* Start Stored rows *

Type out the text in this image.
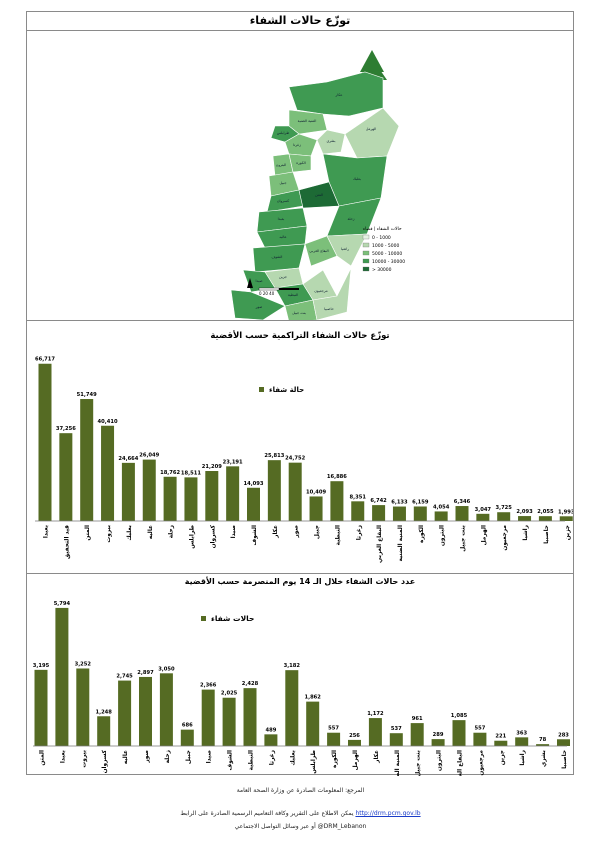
توزّع حالات الشفاء
عكار
المنية الضنية
طرابلس
زغرتا
بشري
الهرمل
البترون	الكورة
جبيل
بعلبك
كسروان
المتن
زحلة
بعبدا
عاليه
الشوف
البقاع الغربي	راشيا
جزين
صيدا
النبطية
مرجعيون
صور
بنت جبيل
حاصبيا
حالات الشفاء | قضاء
0 - 1000
1000 - 5000
5000 - 10000
10000 - 30000
> 30000
0 20 40
توزّع حالات الشفاء التراكمية حسب الأقضية
حالة شفاء
66,717
بعبدا
37,256
قيد التحقيق
51,749
المتن
40,410
بيروت
24,664
بعلبك
26,049
عاليه
18,762
زحلة
18,511
طرابلس
21,209
كسروان
23,191
صيدا
14,093
الشوف
25,813
عكار
24,752
صور
10,409
جبيل
16,886
النبطية
8,351
زغرتا
6,742
البقاع الغربي
6,133
المنية الضنية
6,159
الكورة
4,054
البترون
6,346
بنت جبيل
3,047
الهرمل
3,725
مرجعيون
2,093
راشيا
2,055
حاصبيا
1,993
جزين
عدد حالات الشفاء خلال الـ 14 يوم المنصرمة حسب الأقضية
حالات شفاء
3,195
المتن
5,794
بعبدا
3,252
بيروت
1,248
كسروان
2,745
عاليه
2,897
صور
3,050
زحلة
686
جبيل
2,366
صيدا
2,025
الشوف
2,428
النبطية
489
زغرتا
3,182
بعلبك
1,862
طرابلس
557
الكورة
256
الهرمل
1,172
عكار
537
المنية الضنية
961
بنت جبيل
289
البترون
1,085
البقاع الغربي
557
مرجعيون
221
جزين
363
راشيا
78
بشري
283
حاصبيا
المرجع: المعلومات الصادرة عن وزارة الصحة العامة
يمكن الاطلاع على التقرير وكافة التعاميم الرسمية الصادرة على الرابط http://drm.pcm.gov.lb
أو عبر وسائل التواصل الاجتماعي @DRM_Lebanon
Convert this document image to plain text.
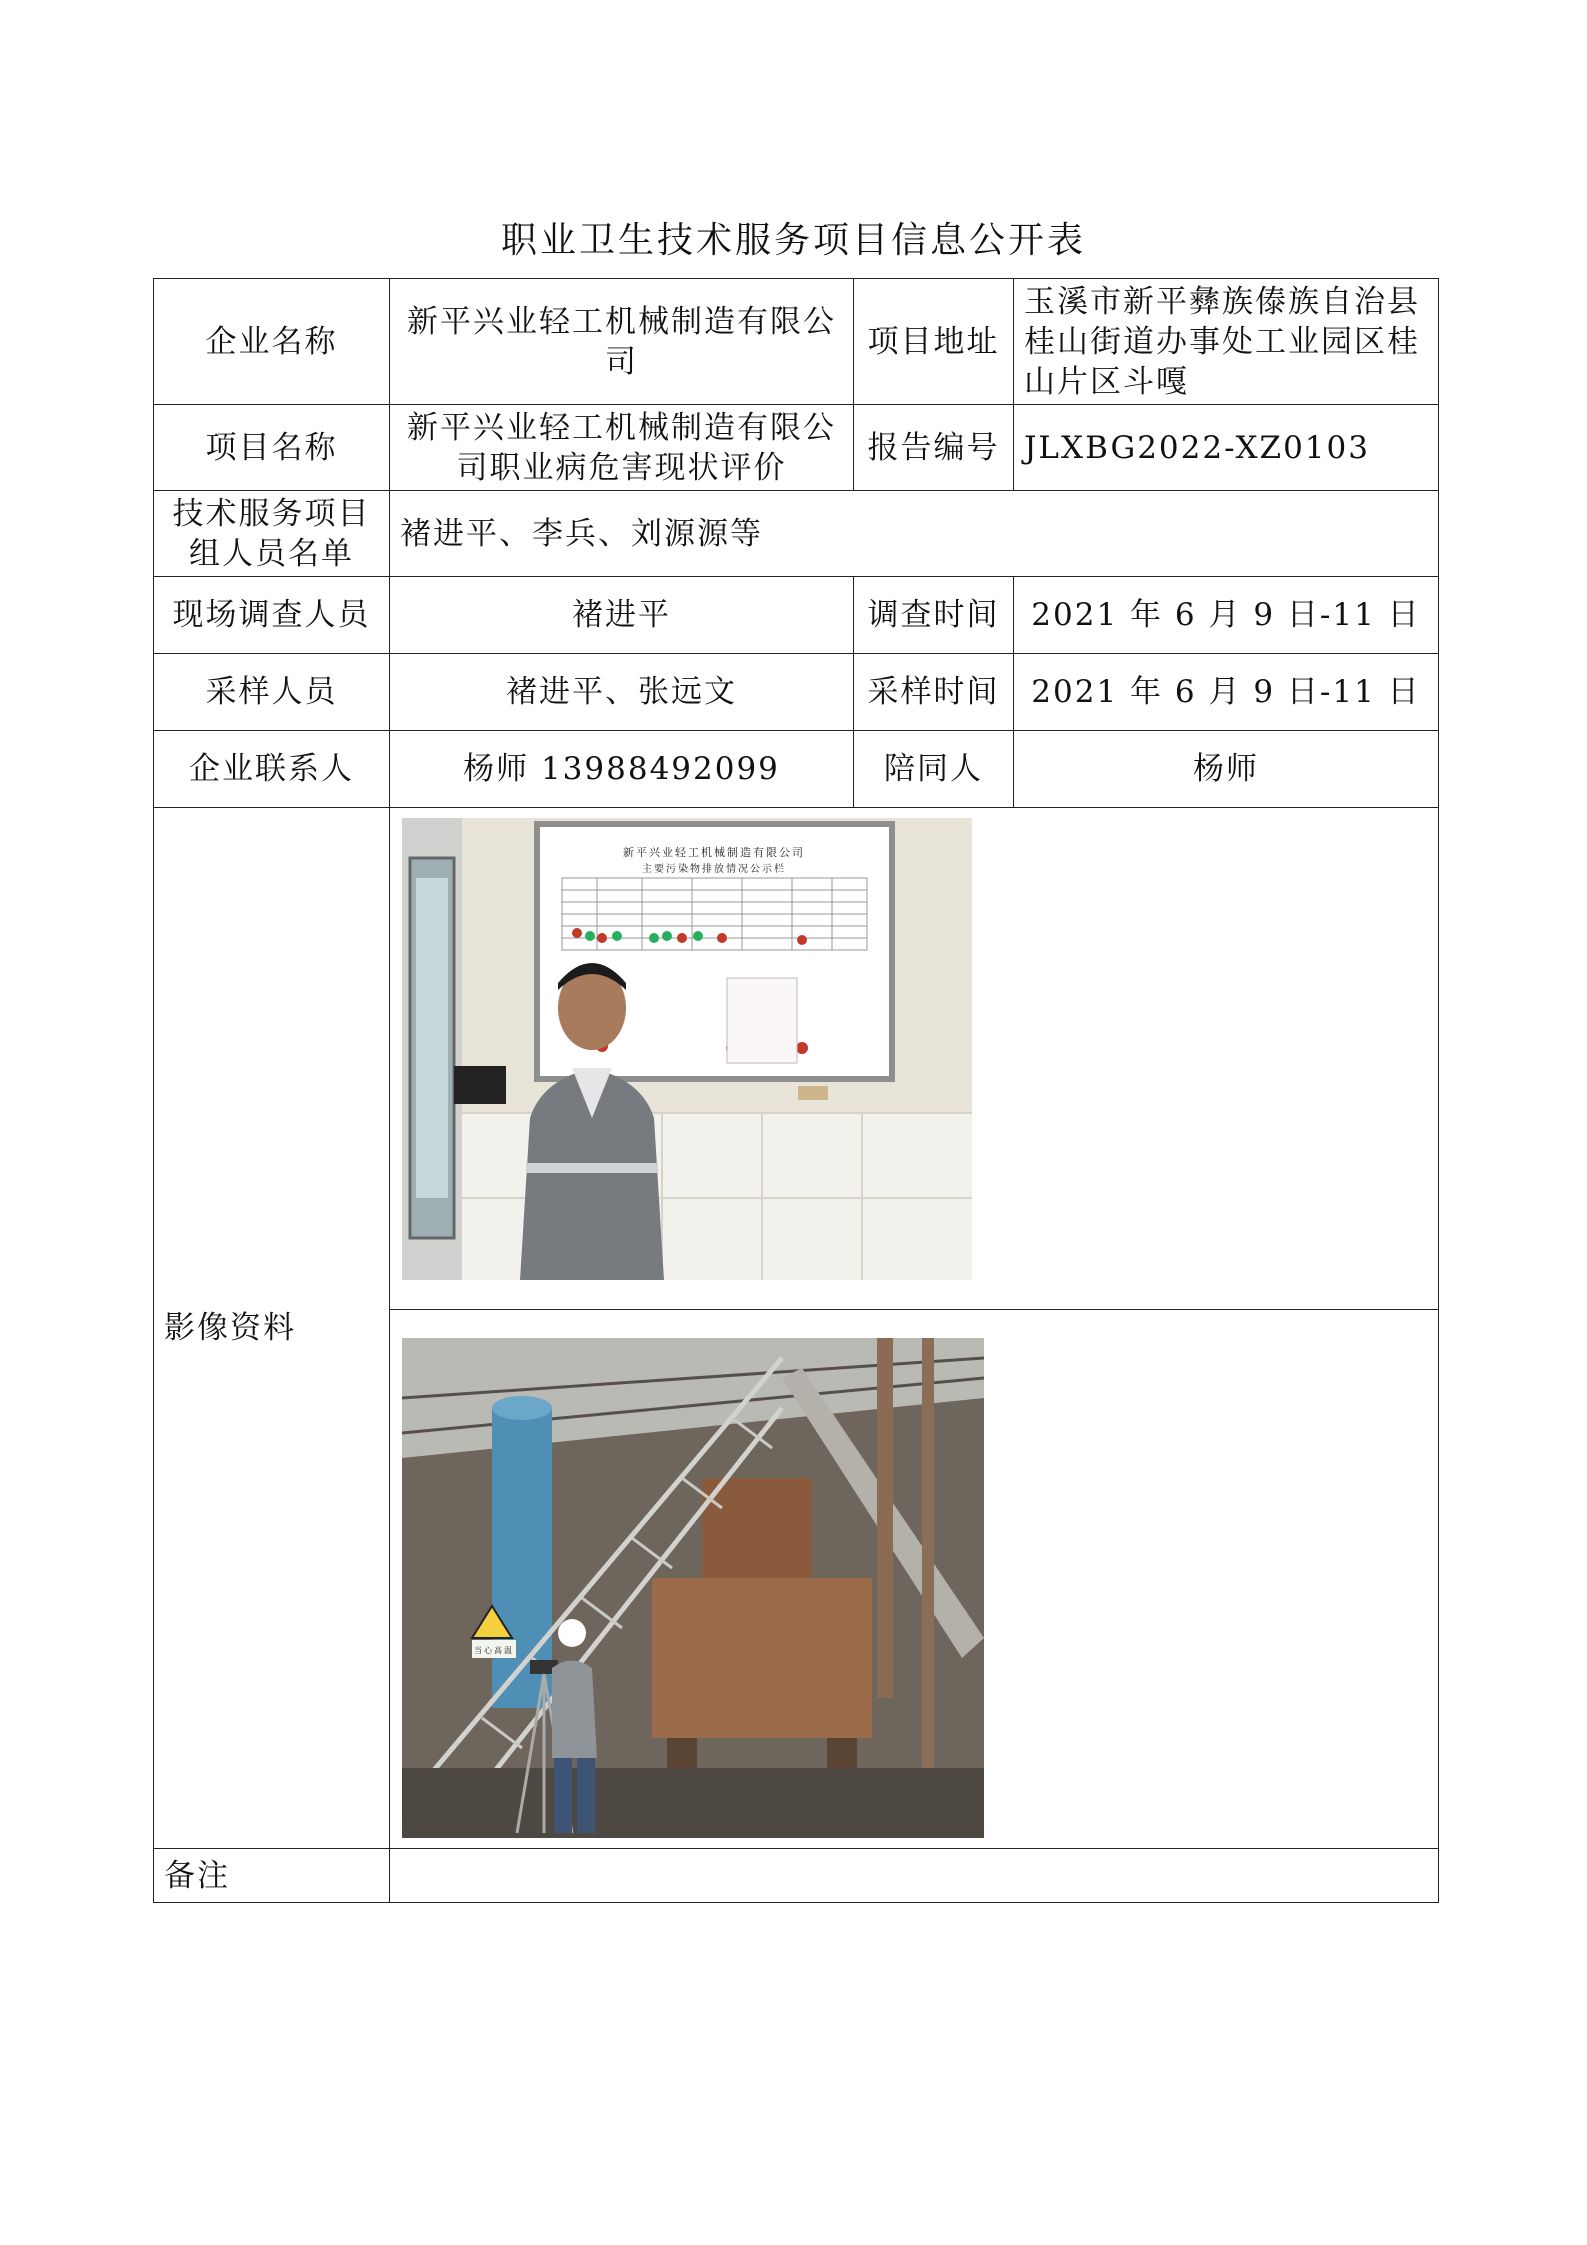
职业卫生技术服务项目信息公开表
企业名称	新平兴业轻工机械制造有限公司	项目地址	玉溪市新平彝族傣族自治县桂山街道办事处工业园区桂山片区斗嘎
项目名称	新平兴业轻工机械制造有限公司职业病危害现状评价	报告编号	JLXBG2022-XZ0103
技术服务项目组人员名单	褚进平、李兵、刘源源等		
现场调查人员	褚进平	调查时间	2021 年 6 月 9 日-11 日
采样人员	褚进平、张远文	采样时间	2021 年 6 月 9 日-11 日
企业联系人	杨师 13988492099	陪同人	杨师
影像资料	新平兴业轻工机械制造有限公司
主要污染物排放情况公示栏		

当心高温		

备注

* End Stored rows *

▶ Exercise instructions:
Pictures in the records should not appear in your copy, but everything else must be transcribed exactly.

▶ Result for this task:
Type out the text in this image.
توزّع حالات الشفاء
عكار
المنية الضنية
طرابلس
زغرتا
بشري
الهرمل
البترون	الكورة
جبيل
بعلبك
كسروان
المتن
زحلة
بعبدا
عاليه
الشوف
البقاع الغربي	راشيا
جزين
صيدا
النبطية
مرجعيون
صور
بنت جبيل
حاصبيا
حالات الشفاء | قضاء
0 - 1000
1000 - 5000
5000 - 10000
10000 - 30000
> 30000
0 20 40
توزّع حالات الشفاء التراكمية حسب الأقضية
حالة شفاء
66,717
بعبدا
37,256
قيد التحقيق
51,749
المتن
40,410
بيروت
24,664
بعلبك
26,049
عاليه
18,762
زحلة
18,511
طرابلس
21,209
كسروان
23,191
صيدا
14,093
الشوف
25,813
عكار
24,752
صور
10,409
جبيل
16,886
النبطية
8,351
زغرتا
6,742
البقاع الغربي
6,133
المنية الضنية
6,159
الكورة
4,054
البترون
6,346
بنت جبيل
3,047
الهرمل
3,725
مرجعيون
2,093
راشيا
2,055
حاصبيا
1,993
جزين
عدد حالات الشفاء خلال الـ 14 يوم المنصرمة حسب الأقضية
حالات شفاء
3,195
المتن
5,794
بعبدا
3,252
بيروت
1,248
كسروان
2,745
عاليه
2,897
صور
3,050
زحلة
686
جبيل
2,366
صيدا
2,025
الشوف
2,428
النبطية
489
زغرتا
3,182
بعلبك
1,862
طرابلس
557
الكورة
256
الهرمل
1,172
عكار
537
المنية الضنية
961
بنت جبيل
289
البترون
1,085
البقاع الغربي
557
مرجعيون
221
جزين
363
راشيا
78
بشري
283
حاصبيا
المرجع: المعلومات الصادرة عن وزارة الصحة العامة
يمكن الاطلاع على التقرير وكافة التعاميم الرسمية الصادرة على الرابط http://drm.pcm.gov.lb
أو عبر وسائل التواصل الاجتماعي @DRM_Lebanon
Convert this document image to plain text.
职业卫生技术服务项目信息公开表
企业名称	新平兴业轻工机械制造有限公司	项目地址	玉溪市新平彝族傣族自治县桂山街道办事处工业园区桂山片区斗嘎
项目名称	新平兴业轻工机械制造有限公司职业病危害现状评价	报告编号	JLXBG2022-XZ0103
技术服务项目组人员名单	褚进平、李兵、刘源源等		
现场调查人员	褚进平	调查时间	2021 年 6 月 9 日-11 日
采样人员	褚进平、张远文	采样时间	2021 年 6 月 9 日-11 日
企业联系人	杨师 13988492099	陪同人	杨师
影像资料	新平兴业轻工机械制造有限公司
主要污染物排放情况公示栏		

当心高温		

备注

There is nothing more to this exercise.